What you should do:
Repeat all of the material exactly as given.

Recorded information:
━━━━━━━━━━━━━━━━
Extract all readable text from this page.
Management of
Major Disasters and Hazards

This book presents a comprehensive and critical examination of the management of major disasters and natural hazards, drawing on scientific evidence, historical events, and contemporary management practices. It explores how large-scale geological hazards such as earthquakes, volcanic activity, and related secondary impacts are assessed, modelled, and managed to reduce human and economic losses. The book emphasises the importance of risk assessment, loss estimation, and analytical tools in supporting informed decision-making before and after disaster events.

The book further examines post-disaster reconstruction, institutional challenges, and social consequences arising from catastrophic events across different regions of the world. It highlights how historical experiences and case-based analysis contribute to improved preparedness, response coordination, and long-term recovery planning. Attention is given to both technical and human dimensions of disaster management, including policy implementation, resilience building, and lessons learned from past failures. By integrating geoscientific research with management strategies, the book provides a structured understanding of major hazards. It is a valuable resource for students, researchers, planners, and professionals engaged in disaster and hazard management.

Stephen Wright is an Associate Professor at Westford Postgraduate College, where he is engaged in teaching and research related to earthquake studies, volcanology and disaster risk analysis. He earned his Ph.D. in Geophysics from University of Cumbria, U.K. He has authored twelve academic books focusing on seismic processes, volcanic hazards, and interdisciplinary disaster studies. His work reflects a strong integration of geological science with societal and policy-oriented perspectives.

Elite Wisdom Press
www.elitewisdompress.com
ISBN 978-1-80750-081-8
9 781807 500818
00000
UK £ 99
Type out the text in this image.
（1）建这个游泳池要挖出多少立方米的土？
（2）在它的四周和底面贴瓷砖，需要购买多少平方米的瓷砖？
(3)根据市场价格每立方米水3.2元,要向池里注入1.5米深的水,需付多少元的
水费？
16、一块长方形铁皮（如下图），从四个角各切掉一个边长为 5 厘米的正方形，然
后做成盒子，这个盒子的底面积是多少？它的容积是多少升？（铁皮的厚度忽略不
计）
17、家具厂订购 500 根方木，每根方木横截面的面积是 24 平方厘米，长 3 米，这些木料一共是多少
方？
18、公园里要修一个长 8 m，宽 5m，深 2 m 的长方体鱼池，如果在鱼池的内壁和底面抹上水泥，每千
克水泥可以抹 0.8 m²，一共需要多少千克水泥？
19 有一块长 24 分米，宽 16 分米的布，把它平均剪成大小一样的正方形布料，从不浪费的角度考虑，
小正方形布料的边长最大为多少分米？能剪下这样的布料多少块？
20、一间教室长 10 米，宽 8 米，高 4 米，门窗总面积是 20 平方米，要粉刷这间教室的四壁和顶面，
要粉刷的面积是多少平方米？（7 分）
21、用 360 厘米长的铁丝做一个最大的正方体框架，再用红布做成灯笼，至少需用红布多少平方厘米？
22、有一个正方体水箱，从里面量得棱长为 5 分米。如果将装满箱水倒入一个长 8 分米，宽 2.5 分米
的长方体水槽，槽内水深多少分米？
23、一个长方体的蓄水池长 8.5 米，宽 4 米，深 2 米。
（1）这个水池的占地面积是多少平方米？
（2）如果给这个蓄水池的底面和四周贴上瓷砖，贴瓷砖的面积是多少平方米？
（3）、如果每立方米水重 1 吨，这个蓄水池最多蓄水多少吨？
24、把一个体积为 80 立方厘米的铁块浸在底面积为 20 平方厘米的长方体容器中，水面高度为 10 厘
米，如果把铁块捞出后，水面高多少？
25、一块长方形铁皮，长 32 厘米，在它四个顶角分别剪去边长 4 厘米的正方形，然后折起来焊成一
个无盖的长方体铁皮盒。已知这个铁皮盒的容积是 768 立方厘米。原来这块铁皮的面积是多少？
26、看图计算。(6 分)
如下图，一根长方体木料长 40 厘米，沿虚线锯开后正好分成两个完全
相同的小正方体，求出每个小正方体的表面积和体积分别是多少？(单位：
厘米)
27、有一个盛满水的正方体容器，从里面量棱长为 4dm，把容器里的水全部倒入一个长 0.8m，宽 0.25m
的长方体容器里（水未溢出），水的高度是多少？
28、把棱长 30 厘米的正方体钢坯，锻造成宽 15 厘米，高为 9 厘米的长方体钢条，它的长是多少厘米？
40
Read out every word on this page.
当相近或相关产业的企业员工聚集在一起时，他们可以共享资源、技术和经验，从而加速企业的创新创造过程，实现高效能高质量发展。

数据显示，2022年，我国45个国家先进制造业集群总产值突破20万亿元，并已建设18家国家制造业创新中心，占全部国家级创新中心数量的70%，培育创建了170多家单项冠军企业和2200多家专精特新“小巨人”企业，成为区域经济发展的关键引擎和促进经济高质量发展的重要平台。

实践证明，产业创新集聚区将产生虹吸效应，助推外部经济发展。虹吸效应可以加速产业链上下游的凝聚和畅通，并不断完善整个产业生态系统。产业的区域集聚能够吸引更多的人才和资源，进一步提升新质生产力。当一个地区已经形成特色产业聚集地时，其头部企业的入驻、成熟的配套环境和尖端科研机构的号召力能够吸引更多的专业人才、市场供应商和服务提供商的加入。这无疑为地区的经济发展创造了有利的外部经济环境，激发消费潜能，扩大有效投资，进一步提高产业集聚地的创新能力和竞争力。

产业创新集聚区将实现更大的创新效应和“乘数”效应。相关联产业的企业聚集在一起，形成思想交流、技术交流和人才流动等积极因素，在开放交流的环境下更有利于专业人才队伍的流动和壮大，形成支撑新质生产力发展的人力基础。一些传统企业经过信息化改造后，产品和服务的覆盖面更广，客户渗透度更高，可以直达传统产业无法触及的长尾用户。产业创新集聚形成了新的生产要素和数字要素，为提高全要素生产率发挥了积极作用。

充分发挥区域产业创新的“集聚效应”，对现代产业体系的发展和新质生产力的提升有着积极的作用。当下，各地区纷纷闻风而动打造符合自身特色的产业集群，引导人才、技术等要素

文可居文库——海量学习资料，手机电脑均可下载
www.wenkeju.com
━━━━━━━━━━━━━━━━
Result for this exercise:
Extract all readable text from this page.
Management of
Major Disasters and Hazards

This book presents a comprehensive and critical examination of the management of major disasters and natural hazards, drawing on scientific evidence, historical events, and contemporary management practices. It explores how large-scale geological hazards such as earthquakes, volcanic activity, and related secondary impacts are assessed, modelled, and managed to reduce human and economic losses. The book emphasises the importance of risk assessment, loss estimation, and analytical tools in supporting informed decision-making before and after disaster events.

The book further examines post-disaster reconstruction, institutional challenges, and social consequences arising from catastrophic events across different regions of the world. It highlights how historical experiences and case-based analysis contribute to improved preparedness, response coordination, and long-term recovery planning. Attention is given to both technical and human dimensions of disaster management, including policy implementation, resilience building, and lessons learned from past failures. By integrating geoscientific research with management strategies, the book provides a structured understanding of major hazards. It is a valuable resource for students, researchers, planners, and professionals engaged in disaster and hazard management.

Stephen Wright is an Associate Professor at Westford Postgraduate College, where he is engaged in teaching and research related to earthquake studies, volcanology and disaster risk analysis. He earned his Ph.D. in Geophysics from University of Cumbria, U.K. He has authored twelve academic books focusing on seismic processes, volcanic hazards, and interdisciplinary disaster studies. His work reflects a strong integration of geological science with societal and policy-oriented perspectives.

Elite Wisdom Press
www.elitewisdompress.com
ISBN 978-1-80750-081-8
9 781807 500818
00000
UK £ 99
Type out the text in this image.
（1）建这个游泳池要挖出多少立方米的土？
（2）在它的四周和底面贴瓷砖，需要购买多少平方米的瓷砖？
(3)根据市场价格每立方米水3.2元,要向池里注入1.5米深的水,需付多少元的
水费？
16、一块长方形铁皮（如下图），从四个角各切掉一个边长为 5 厘米的正方形，然
后做成盒子，这个盒子的底面积是多少？它的容积是多少升？（铁皮的厚度忽略不
计）
17、家具厂订购 500 根方木，每根方木横截面的面积是 24 平方厘米，长 3 米，这些木料一共是多少
方？
18、公园里要修一个长 8 m，宽 5m，深 2 m 的长方体鱼池，如果在鱼池的内壁和底面抹上水泥，每千
克水泥可以抹 0.8 m²，一共需要多少千克水泥？
19 有一块长 24 分米，宽 16 分米的布，把它平均剪成大小一样的正方形布料，从不浪费的角度考虑，
小正方形布料的边长最大为多少分米？能剪下这样的布料多少块？
20、一间教室长 10 米，宽 8 米，高 4 米，门窗总面积是 20 平方米，要粉刷这间教室的四壁和顶面，
要粉刷的面积是多少平方米？（7 分）
21、用 360 厘米长的铁丝做一个最大的正方体框架，再用红布做成灯笼，至少需用红布多少平方厘米？
22、有一个正方体水箱，从里面量得棱长为 5 分米。如果将装满箱水倒入一个长 8 分米，宽 2.5 分米
的长方体水槽，槽内水深多少分米？
23、一个长方体的蓄水池长 8.5 米，宽 4 米，深 2 米。
（1）这个水池的占地面积是多少平方米？
（2）如果给这个蓄水池的底面和四周贴上瓷砖，贴瓷砖的面积是多少平方米？
（3）、如果每立方米水重 1 吨，这个蓄水池最多蓄水多少吨？
24、把一个体积为 80 立方厘米的铁块浸在底面积为 20 平方厘米的长方体容器中，水面高度为 10 厘
米，如果把铁块捞出后，水面高多少？
25、一块长方形铁皮，长 32 厘米，在它四个顶角分别剪去边长 4 厘米的正方形，然后折起来焊成一
个无盖的长方体铁皮盒。已知这个铁皮盒的容积是 768 立方厘米。原来这块铁皮的面积是多少？
26、看图计算。(6 分)
如下图，一根长方体木料长 40 厘米，沿虚线锯开后正好分成两个完全
相同的小正方体，求出每个小正方体的表面积和体积分别是多少？(单位：
厘米)
27、有一个盛满水的正方体容器，从里面量棱长为 4dm，把容器里的水全部倒入一个长 0.8m，宽 0.25m
的长方体容器里（水未溢出），水的高度是多少？
28、把棱长 30 厘米的正方体钢坯，锻造成宽 15 厘米，高为 9 厘米的长方体钢条，它的长是多少厘米？
40
Read out every word on this page.
当相近或相关产业的企业员工聚集在一起时，他们可以共享资源、技术和经验，从而加速企业的创新创造过程，实现高效能高质量发展。

数据显示，2022年，我国45个国家先进制造业集群总产值突破20万亿元，并已建设18家国家制造业创新中心，占全部国家级创新中心数量的70%，培育创建了170多家单项冠军企业和2200多家专精特新“小巨人”企业，成为区域经济发展的关键引擎和促进经济高质量发展的重要平台。

实践证明，产业创新集聚区将产生虹吸效应，助推外部经济发展。虹吸效应可以加速产业链上下游的凝聚和畅通，并不断完善整个产业生态系统。产业的区域集聚能够吸引更多的人才和资源，进一步提升新质生产力。当一个地区已经形成特色产业聚集地时，其头部企业的入驻、成熟的配套环境和尖端科研机构的号召力能够吸引更多的专业人才、市场供应商和服务提供商的加入。这无疑为地区的经济发展创造了有利的外部经济环境，激发消费潜能，扩大有效投资，进一步提高产业集聚地的创新能力和竞争力。

产业创新集聚区将实现更大的创新效应和“乘数”效应。相关联产业的企业聚集在一起，形成思想交流、技术交流和人才流动等积极因素，在开放交流的环境下更有利于专业人才队伍的流动和壮大，形成支撑新质生产力发展的人力基础。一些传统企业经过信息化改造后，产品和服务的覆盖面更广，客户渗透度更高，可以直达传统产业无法触及的长尾用户。产业创新集聚形成了新的生产要素和数字要素，为提高全要素生产率发挥了积极作用。

充分发挥区域产业创新的“集聚效应”，对现代产业体系的发展和新质生产力的提升有着积极的作用。当下，各地区纷纷闻风而动打造符合自身特色的产业集群，引导人才、技术等要素

文可居文库——海量学习资料，手机电脑均可下载
www.wenkeju.com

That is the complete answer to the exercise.